**WHAT TO DO:** Report each line of the entries below that contains the word "category", copying every such line in full.
-- BEGIN --
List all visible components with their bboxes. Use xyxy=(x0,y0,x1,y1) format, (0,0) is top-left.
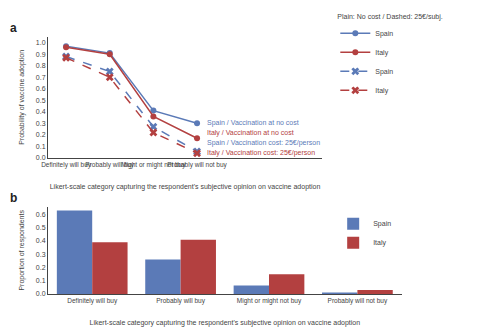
svg-text:0.8: 0.8 xyxy=(36,62,46,69)
svg-text:0.2: 0.2 xyxy=(36,264,46,271)
svg-text:0.5: 0.5 xyxy=(36,97,46,104)
svg-text:0.5: 0.5 xyxy=(36,224,46,231)
svg-text:0.4: 0.4 xyxy=(36,237,46,244)
svg-text:1.0: 1.0 xyxy=(36,39,46,46)
svg-text:Probably will buy: Probably will buy xyxy=(85,161,135,169)
svg-text:0.0: 0.0 xyxy=(36,154,46,161)
svg-text:Italy: Italy xyxy=(375,49,388,57)
svg-text:0.0: 0.0 xyxy=(36,290,46,297)
svg-text:Spain: Spain xyxy=(373,220,391,228)
svg-text:a: a xyxy=(10,21,17,35)
svg-text:Spain / Vaccination at no cost: Spain / Vaccination at no cost xyxy=(207,119,299,127)
svg-text:0.4: 0.4 xyxy=(36,108,46,115)
svg-text:Proportion of respondents: Proportion of respondents xyxy=(18,210,26,291)
svg-text:Spain: Spain xyxy=(375,30,393,38)
svg-text:Probably will not buy: Probably will not buy xyxy=(167,161,227,169)
svg-text:Italy: Italy xyxy=(373,239,386,247)
svg-text:Likert-scale category capturin: Likert-scale category capturing the resp… xyxy=(50,183,321,191)
svg-text:Spain / Vaccination cost: 25€/: Spain / Vaccination cost: 25€/person xyxy=(207,139,320,147)
svg-text:0.3: 0.3 xyxy=(36,251,46,258)
svg-text:Probability of vaccine adoptio: Probability of vaccine adoption xyxy=(18,50,26,145)
svg-text:Might or might not buy: Might or might not buy xyxy=(237,297,302,305)
svg-text:Plain: No cost / Dashed: 25€/s: Plain: No cost / Dashed: 25€/subj. xyxy=(337,13,443,21)
svg-text:Definitely will buy: Definitely will buy xyxy=(41,161,92,169)
svg-text:b: b xyxy=(10,191,17,205)
svg-text:0.6: 0.6 xyxy=(36,85,46,92)
svg-text:Might or might not buy: Might or might not buy xyxy=(121,161,186,169)
svg-text:Probably will buy: Probably will buy xyxy=(156,297,206,305)
svg-text:Italy: Italy xyxy=(375,87,388,95)
svg-text:Likert-scale category capturin: Likert-scale category capturing the resp… xyxy=(89,319,360,327)
svg-text:Definitely will buy: Definitely will buy xyxy=(67,297,118,305)
svg-text:Italy / Vaccination cost: 25€/: Italy / Vaccination cost: 25€/person xyxy=(207,149,315,157)
svg-text:0.6: 0.6 xyxy=(36,211,46,218)
svg-text:Italy / Vaccination at no cost: Italy / Vaccination at no cost xyxy=(207,129,294,137)
svg-text:0.1: 0.1 xyxy=(36,277,46,284)
svg-text:0.9: 0.9 xyxy=(36,51,46,58)
svg-text:Spain: Spain xyxy=(375,68,393,76)
svg-text:0.1: 0.1 xyxy=(36,143,46,150)
svg-text:Probably will not buy: Probably will not buy xyxy=(328,297,388,305)
svg-text:0.2: 0.2 xyxy=(36,131,46,138)
svg-text:0.7: 0.7 xyxy=(36,74,46,81)
svg-text:0.3: 0.3 xyxy=(36,120,46,127)
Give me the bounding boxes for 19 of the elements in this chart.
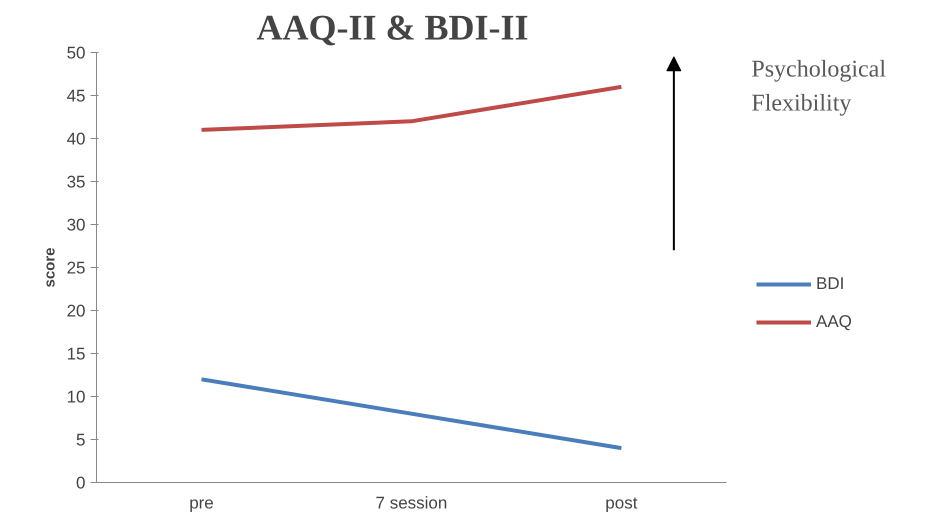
y-tick-label: 20	[66, 302, 86, 320]
y-tick-label: 40	[66, 130, 86, 148]
y-tick-label: 5	[76, 430, 86, 450]
chart-title: AAQ-II & BDI-II	[256, 8, 529, 48]
legend-label: AAQ	[816, 312, 852, 332]
x-tick-label: 7 session	[376, 494, 448, 512]
x-tick-label: pre	[189, 494, 214, 512]
y-axis-title: score	[42, 247, 59, 288]
text: Psychological Flexibility	[751, 56, 886, 116]
x-tick-label: post	[605, 494, 638, 512]
y-tick-label: 30	[66, 216, 86, 234]
y-tick-label: 45	[66, 86, 86, 106]
y-tick-label: 50	[66, 44, 86, 62]
y-tick-label: 25	[66, 258, 86, 278]
y-tick-label: 0	[76, 474, 86, 492]
y-tick-label: 35	[66, 172, 86, 192]
y-tick-label: 15	[66, 344, 86, 364]
y-tick-label: 10	[66, 388, 86, 406]
legend-label: BDI	[816, 274, 844, 294]
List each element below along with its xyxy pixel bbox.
-- END --
**WRITTEN ANSWER:**
svg-text:Likert-scale category capturin: Likert-scale category capturing the resp… xyxy=(50,183,321,191)
svg-text:Likert-scale category capturin: Likert-scale category capturing the resp… xyxy=(89,319,360,327)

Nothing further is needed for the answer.